▶ _PROVIDED DATA_
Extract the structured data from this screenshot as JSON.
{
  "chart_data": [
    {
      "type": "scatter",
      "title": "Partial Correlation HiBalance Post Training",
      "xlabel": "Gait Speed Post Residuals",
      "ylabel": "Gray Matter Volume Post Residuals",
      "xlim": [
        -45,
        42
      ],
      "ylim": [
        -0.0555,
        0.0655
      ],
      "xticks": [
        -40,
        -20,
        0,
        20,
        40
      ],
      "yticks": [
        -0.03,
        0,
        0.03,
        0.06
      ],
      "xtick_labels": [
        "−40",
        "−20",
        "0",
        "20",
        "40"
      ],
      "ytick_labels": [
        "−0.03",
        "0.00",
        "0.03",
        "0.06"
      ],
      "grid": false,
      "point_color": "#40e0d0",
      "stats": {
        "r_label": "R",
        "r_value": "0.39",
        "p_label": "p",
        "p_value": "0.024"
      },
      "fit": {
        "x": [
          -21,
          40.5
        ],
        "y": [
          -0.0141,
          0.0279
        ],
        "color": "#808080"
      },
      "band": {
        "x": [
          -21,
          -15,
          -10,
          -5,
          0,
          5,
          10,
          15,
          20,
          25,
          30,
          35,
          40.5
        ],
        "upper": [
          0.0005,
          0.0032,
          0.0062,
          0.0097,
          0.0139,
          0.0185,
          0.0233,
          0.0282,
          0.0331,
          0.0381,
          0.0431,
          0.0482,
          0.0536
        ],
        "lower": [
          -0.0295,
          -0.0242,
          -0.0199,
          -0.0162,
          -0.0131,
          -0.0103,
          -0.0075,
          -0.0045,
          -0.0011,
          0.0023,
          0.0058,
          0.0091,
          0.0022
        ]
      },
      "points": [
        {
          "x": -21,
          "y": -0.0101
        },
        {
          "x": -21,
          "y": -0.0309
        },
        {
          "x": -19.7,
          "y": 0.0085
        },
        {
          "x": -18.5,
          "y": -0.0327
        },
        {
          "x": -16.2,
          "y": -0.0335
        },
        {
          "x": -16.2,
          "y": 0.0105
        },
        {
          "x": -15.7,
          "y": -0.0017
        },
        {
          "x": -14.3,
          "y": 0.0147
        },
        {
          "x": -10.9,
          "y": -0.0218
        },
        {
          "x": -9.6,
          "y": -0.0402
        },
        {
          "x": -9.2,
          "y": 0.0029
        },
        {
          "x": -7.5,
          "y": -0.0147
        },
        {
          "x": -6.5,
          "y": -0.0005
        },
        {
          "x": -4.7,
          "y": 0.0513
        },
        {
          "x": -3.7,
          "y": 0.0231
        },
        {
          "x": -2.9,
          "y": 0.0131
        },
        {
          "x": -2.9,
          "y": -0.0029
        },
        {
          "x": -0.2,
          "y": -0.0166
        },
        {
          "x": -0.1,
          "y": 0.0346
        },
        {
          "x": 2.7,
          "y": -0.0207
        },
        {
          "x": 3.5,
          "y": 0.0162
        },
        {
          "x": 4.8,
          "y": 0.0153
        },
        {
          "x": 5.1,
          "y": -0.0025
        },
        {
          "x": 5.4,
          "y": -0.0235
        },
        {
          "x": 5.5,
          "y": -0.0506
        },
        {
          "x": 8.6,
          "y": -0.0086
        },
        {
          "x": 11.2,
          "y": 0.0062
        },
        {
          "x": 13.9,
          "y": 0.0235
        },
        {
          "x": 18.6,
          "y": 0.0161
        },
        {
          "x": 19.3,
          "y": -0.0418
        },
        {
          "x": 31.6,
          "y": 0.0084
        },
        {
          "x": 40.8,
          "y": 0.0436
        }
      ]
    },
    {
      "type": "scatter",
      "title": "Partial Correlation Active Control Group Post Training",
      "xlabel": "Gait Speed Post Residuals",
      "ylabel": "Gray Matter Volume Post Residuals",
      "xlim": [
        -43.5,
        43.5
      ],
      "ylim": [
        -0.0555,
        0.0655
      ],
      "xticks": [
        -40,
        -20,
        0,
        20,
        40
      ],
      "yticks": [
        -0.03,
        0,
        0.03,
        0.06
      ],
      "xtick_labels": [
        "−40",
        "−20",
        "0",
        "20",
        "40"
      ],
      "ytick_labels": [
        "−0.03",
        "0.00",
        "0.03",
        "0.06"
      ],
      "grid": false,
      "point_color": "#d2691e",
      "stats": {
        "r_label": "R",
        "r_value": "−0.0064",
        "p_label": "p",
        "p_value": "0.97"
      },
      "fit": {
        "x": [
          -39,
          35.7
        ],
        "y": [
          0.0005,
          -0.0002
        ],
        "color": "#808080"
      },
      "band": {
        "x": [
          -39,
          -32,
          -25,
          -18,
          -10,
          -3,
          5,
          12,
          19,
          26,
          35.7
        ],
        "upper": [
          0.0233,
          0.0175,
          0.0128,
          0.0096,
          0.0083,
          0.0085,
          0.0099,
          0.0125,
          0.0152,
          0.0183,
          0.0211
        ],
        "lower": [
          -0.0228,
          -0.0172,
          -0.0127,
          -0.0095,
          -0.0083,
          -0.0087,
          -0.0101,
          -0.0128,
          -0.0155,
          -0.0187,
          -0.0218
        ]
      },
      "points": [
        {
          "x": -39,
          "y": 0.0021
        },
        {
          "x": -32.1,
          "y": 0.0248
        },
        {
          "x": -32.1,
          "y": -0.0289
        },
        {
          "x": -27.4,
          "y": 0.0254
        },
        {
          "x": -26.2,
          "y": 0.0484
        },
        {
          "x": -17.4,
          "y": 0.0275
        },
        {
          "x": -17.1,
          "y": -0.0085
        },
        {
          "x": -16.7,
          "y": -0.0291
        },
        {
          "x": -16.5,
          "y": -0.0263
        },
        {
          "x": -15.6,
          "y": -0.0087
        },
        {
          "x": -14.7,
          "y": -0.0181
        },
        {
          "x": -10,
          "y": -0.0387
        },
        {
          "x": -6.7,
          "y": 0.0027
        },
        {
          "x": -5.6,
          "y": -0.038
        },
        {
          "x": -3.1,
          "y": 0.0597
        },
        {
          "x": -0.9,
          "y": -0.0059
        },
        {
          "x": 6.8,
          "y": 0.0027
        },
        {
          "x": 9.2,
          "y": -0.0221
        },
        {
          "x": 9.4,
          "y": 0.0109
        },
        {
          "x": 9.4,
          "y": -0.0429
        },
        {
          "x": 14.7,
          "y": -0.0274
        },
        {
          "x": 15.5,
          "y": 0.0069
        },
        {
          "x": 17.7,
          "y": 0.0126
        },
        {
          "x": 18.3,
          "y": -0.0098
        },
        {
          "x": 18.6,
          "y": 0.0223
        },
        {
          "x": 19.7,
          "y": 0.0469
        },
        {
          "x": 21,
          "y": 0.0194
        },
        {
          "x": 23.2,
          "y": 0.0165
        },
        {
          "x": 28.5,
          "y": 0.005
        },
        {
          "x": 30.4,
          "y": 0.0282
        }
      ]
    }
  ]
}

▶ _GIVEN TASK_
Find every line above that contains the word "Training", and return each one.

▶ _TASK SOLUTION_
      "title": "Partial Correlation HiBalance Post Training",
      "title": "Partial Correlation Active Control Group Post Training",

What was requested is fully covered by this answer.